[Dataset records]

_ _ _ _

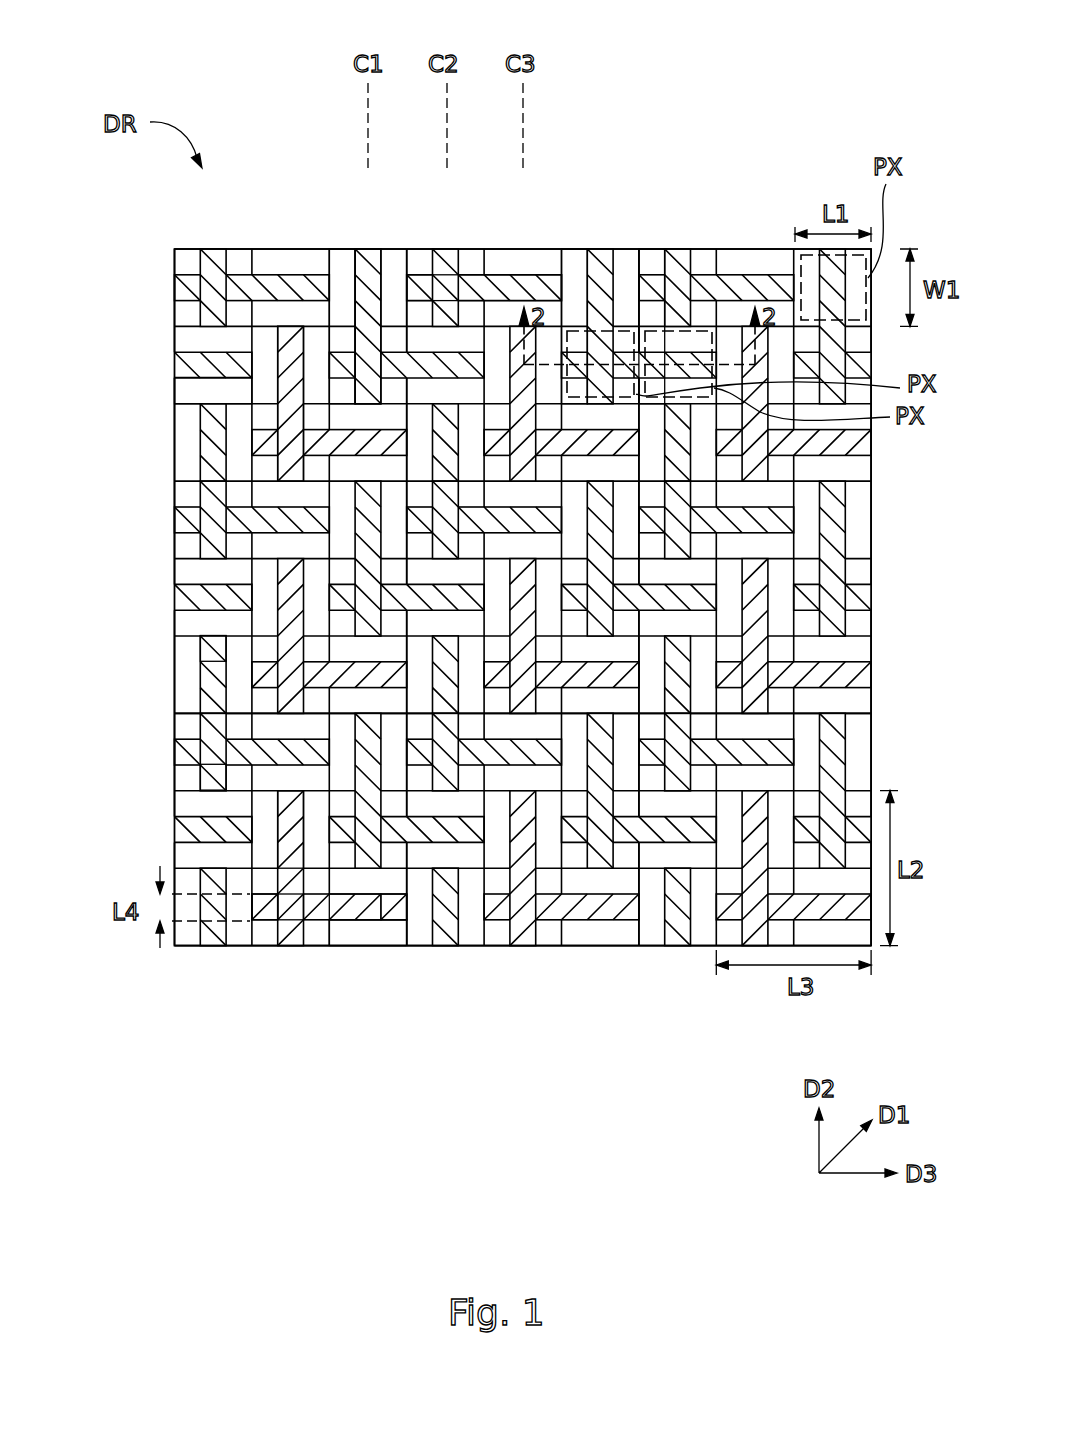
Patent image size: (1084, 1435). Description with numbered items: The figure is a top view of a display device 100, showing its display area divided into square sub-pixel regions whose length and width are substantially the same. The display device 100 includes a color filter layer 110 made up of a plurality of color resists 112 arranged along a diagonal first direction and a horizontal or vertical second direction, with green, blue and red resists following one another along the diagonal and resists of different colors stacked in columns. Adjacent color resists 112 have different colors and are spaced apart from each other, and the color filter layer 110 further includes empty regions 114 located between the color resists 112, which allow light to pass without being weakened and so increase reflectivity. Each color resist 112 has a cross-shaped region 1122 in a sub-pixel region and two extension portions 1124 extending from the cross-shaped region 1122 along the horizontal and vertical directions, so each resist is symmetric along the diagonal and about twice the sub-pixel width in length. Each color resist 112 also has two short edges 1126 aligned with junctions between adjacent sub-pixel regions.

The display device 100 is at (457, 563).
The color filter layer 110 is at (535, 1076).
The color resist 112 is at (291, 341).
The empty region 114 is at (341, 249).
The cross-shaped region 1122 is at (289, 914).
The extension portion 1124 is at (284, 834).
The short edge 1126 is at (200, 629).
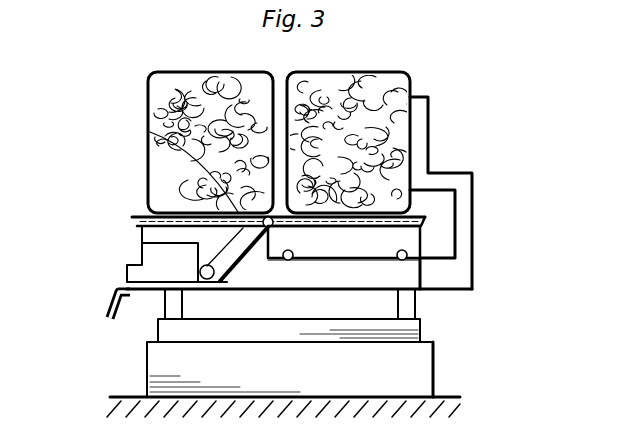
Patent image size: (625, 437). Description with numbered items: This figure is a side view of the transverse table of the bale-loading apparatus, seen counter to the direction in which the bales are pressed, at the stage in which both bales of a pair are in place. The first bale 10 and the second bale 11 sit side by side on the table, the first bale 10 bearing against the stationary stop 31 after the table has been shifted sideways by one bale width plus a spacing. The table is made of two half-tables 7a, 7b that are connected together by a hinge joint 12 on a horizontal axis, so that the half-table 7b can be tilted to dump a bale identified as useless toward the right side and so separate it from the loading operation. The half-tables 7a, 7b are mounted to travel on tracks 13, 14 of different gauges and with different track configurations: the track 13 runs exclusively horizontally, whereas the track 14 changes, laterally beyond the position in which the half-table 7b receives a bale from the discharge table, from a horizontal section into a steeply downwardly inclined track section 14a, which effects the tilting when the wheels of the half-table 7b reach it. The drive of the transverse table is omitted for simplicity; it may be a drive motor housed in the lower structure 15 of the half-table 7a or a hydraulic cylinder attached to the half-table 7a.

The half-table 7a is at (420, 203).
The half-table 7b is at (147, 216).
The first bale 10 is at (411, 78).
The second bale 11 is at (161, 99).
The hinge joint 12 is at (150, 132).
The track 13 is at (157, 261).
The track 14 is at (148, 279).
The inclined track section 14a is at (113, 288).
The lower structure 15 is at (412, 237).
The stationary stop 31 is at (421, 123).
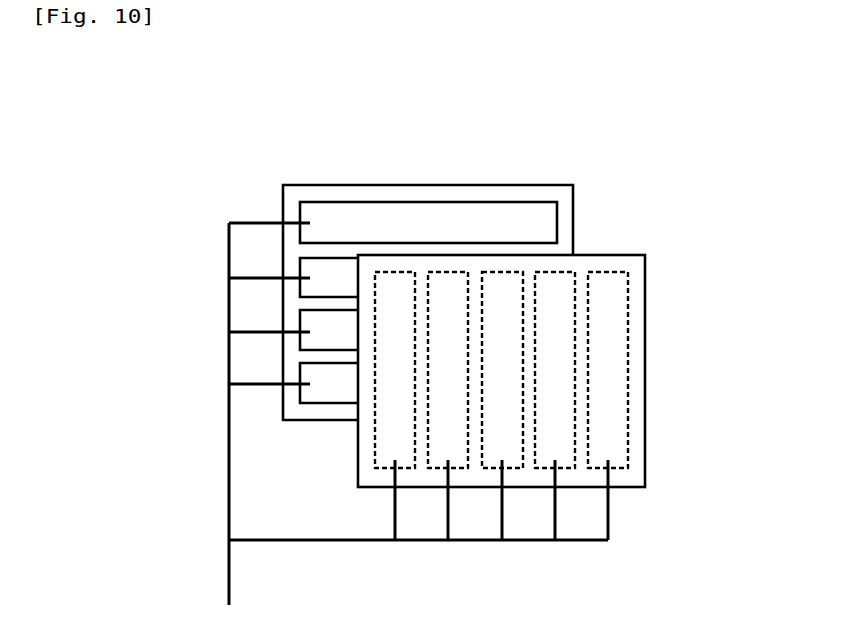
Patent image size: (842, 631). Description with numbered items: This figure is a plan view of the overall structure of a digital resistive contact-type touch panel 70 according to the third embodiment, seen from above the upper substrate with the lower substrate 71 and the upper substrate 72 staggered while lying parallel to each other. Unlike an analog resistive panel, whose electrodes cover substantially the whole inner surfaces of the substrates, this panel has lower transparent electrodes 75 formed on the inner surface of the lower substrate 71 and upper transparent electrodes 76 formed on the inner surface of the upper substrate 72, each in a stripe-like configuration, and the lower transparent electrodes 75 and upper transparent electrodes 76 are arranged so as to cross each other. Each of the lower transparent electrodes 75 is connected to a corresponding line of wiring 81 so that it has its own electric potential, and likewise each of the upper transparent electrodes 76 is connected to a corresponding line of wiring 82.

The touch panel 70 is at (501, 158).
The lower substrate 71 is at (562, 182).
The upper substrate 72 is at (645, 272).
The lower transparent electrodes 75 is at (374, 213).
The upper transparent electrodes 76 is at (617, 397).
The wiring 81 is at (256, 223).
The wiring 82 is at (397, 517).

_ _ _ _

» WHAT THE TASK ASKS
Arrange all of the material above as a two-column CSV with the headers "text" and "answer". Give each descriptive text and its answer one row, with each in a single quoted field and line breaks turned into spaces, and leave out the pictures.

» RESULT OF THE TASK
text,answer
"Patent image size: (1084, 1435). Description with numbered items: The figure is a top view of a display device 100, showing its display area divided into square sub-pixel regions whose length and width are substantially the same. The display device 100 includes a color filter layer 110 made up of a plurality of color resists 112 arranged along a diagonal first direction and a horizontal or vertical second direction, with green, blue and red resists following one another along the diagonal and resists of different colors stacked in columns. Adjacent color resists 112 have different colors and are spaced apart from each other, and the color filter layer 110 further includes empty regions 114 located between the color resists 112, which allow light to pass without being weakened and so increase reflectivity. Each color resist 112 has a cross-shaped region 1122 in a sub-pixel region and two extension portions 1124 extending from the cross-shaped region 1122 along the horizontal and vertical directions, so each resist is symmetric along the diagonal and about twice the sub-pixel width in length. Each color resist 112 also has two short edges 1126 aligned with junctions between adjacent sub-pixel regions.","The display device 100 is at (457, 563). The color filter layer 110 is at (535, 1076). The color resist 112 is at (291, 341). The empty region 114 is at (341, 249). The cross-shaped region 1122 is at (289, 914). The extension portion 1124 is at (284, 834). The short edge 1126 is at (200, 629)."
"Patent image size: (625, 437). Description with numbered items: This figure is a side view of the transverse table of the bale-loading apparatus, seen counter to the direction in which the bales are pressed, at the stage in which both bales of a pair are in place. The first bale 10 and the second bale 11 sit side by side on the table, the first bale 10 bearing against the stationary stop 31 after the table has been shifted sideways by one bale width plus a spacing. The table is made of two half-tables 7a, 7b that are connected together by a hinge joint 12 on a horizontal axis, so that the half-table 7b can be tilted to dump a bale identified as useless toward the right side and so separate it from the loading operation. The half-tables 7a, 7b are mounted to travel on tracks 13, 14 of different gauges and with different track configurations: the track 13 runs exclusively horizontally, whereas the track 14 changes, laterally beyond the position in which the half-table 7b receives a bale from the discharge table, from a horizontal section into a steeply downwardly inclined track section 14a, which effects the tilting when the wheels of the half-table 7b reach it. The drive of the transverse table is omitted for simplicity; it may be a drive motor housed in the lower structure 15 of the half-table 7a or a hydraulic cylinder attached to the half-table 7a.","The half-table 7a is at (420, 203). The half-table 7b is at (147, 216). The first bale 10 is at (411, 78). The second bale 11 is at (161, 99). The hinge joint 12 is at (150, 132). The track 13 is at (157, 261). The track 14 is at (148, 279). The inclined track section 14a is at (113, 288). The lower structure 15 is at (412, 237). The stationary stop 31 is at (421, 123)."
"Patent image size: (842, 631). Description with numbered items: This figure is a plan view of the overall structure of a digital resistive contact-type touch panel 70 according to the third embodiment, seen from above the upper substrate with the lower substrate 71 and the upper substrate 72 staggered while lying parallel to each other. Unlike an analog resistive panel, whose electrodes cover substantially the whole inner surfaces of the substrates, this panel has lower transparent electrodes 75 formed on the inner surface of the lower substrate 71 and upper transparent electrodes 76 formed on the inner surface of the upper substrate 72, each in a stripe-like configuration, and the lower transparent electrodes 75 and upper transparent electrodes 76 are arranged so as to cross each other. Each of the lower transparent electrodes 75 is connected to a corresponding line of wiring 81 so that it has its own electric potential, and likewise each of the upper transparent electrodes 76 is connected to a corresponding line of wiring 82.","The touch panel 70 is at (501, 158). The lower substrate 71 is at (562, 182). The upper substrate 72 is at (645, 272). The lower transparent electrodes 75 is at (374, 213). The upper transparent electrodes 76 is at (617, 397). The wiring 81 is at (256, 223). The wiring 82 is at (397, 517)."